Given instruction
Write out the whole listing exactly as it stands.

Data entries
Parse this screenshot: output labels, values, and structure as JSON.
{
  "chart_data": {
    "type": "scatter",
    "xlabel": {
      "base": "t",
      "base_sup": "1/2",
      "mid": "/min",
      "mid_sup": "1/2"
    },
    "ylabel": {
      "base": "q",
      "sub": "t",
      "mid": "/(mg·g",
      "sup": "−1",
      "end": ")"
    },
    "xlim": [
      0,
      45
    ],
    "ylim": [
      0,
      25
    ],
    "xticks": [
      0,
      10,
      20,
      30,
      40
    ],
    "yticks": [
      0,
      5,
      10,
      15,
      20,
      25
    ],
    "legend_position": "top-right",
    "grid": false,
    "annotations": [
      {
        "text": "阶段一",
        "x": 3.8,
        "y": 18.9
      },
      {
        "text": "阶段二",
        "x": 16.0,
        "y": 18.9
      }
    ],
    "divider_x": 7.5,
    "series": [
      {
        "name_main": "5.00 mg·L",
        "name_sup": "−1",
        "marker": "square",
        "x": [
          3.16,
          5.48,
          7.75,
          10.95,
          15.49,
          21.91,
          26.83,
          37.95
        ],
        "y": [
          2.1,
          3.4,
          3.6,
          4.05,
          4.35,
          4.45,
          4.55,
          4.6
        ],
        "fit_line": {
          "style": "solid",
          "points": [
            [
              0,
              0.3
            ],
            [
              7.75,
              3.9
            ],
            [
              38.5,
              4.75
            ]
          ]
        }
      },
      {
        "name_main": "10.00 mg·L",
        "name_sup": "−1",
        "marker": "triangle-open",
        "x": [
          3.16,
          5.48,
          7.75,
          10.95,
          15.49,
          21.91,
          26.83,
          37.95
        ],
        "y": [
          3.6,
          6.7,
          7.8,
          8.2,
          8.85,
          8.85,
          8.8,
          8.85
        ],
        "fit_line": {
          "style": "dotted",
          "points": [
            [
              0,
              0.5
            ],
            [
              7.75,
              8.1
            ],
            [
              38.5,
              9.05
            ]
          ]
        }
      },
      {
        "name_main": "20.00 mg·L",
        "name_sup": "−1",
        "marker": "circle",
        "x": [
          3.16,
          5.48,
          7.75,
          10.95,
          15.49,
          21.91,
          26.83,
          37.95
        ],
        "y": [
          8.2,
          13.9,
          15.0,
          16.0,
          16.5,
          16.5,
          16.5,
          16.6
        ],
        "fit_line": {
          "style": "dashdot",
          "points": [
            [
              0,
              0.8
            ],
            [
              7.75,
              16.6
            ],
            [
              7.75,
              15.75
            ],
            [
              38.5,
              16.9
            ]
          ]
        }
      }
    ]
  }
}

Complete answer
Parse this screenshot: output labels, values, and structure as JSON.
{
  "chart_data": {
    "type": "scatter",
    "xlabel": {
      "base": "t",
      "base_sup": "1/2",
      "mid": "/min",
      "mid_sup": "1/2"
    },
    "ylabel": {
      "base": "q",
      "sub": "t",
      "mid": "/(mg·g",
      "sup": "−1",
      "end": ")"
    },
    "xlim": [
      0,
      45
    ],
    "ylim": [
      0,
      25
    ],
    "xticks": [
      0,
      10,
      20,
      30,
      40
    ],
    "yticks": [
      0,
      5,
      10,
      15,
      20,
      25
    ],
    "legend_position": "top-right",
    "grid": false,
    "annotations": [
      {
        "text": "阶段一",
        "x": 3.8,
        "y": 18.9
      },
      {
        "text": "阶段二",
        "x": 16.0,
        "y": 18.9
      }
    ],
    "divider_x": 7.5,
    "series": [
      {
        "name_main": "5.00 mg·L",
        "name_sup": "−1",
        "marker": "square",
        "x": [
          3.16,
          5.48,
          7.75,
          10.95,
          15.49,
          21.91,
          26.83,
          37.95
        ],
        "y": [
          2.1,
          3.4,
          3.6,
          4.05,
          4.35,
          4.45,
          4.55,
          4.6
        ],
        "fit_line": {
          "style": "solid",
          "points": [
            [
              0,
              0.3
            ],
            [
              7.75,
              3.9
            ],
            [
              38.5,
              4.75
            ]
          ]
        }
      },
      {
        "name_main": "10.00 mg·L",
        "name_sup": "−1",
        "marker": "triangle-open",
        "x": [
          3.16,
          5.48,
          7.75,
          10.95,
          15.49,
          21.91,
          26.83,
          37.95
        ],
        "y": [
          3.6,
          6.7,
          7.8,
          8.2,
          8.85,
          8.85,
          8.8,
          8.85
        ],
        "fit_line": {
          "style": "dotted",
          "points": [
            [
              0,
              0.5
            ],
            [
              7.75,
              8.1
            ],
            [
              38.5,
              9.05
            ]
          ]
        }
      },
      {
        "name_main": "20.00 mg·L",
        "name_sup": "−1",
        "marker": "circle",
        "x": [
          3.16,
          5.48,
          7.75,
          10.95,
          15.49,
          21.91,
          26.83,
          37.95
        ],
        "y": [
          8.2,
          13.9,
          15.0,
          16.0,
          16.5,
          16.5,
          16.5,
          16.6
        ],
        "fit_line": {
          "style": "dashdot",
          "points": [
            [
              0,
              0.8
            ],
            [
              7.75,
              16.6
            ],
            [
              7.75,
              15.75
            ],
            [
              38.5,
              16.9
            ]
          ]
        }
      }
    ]
  }
}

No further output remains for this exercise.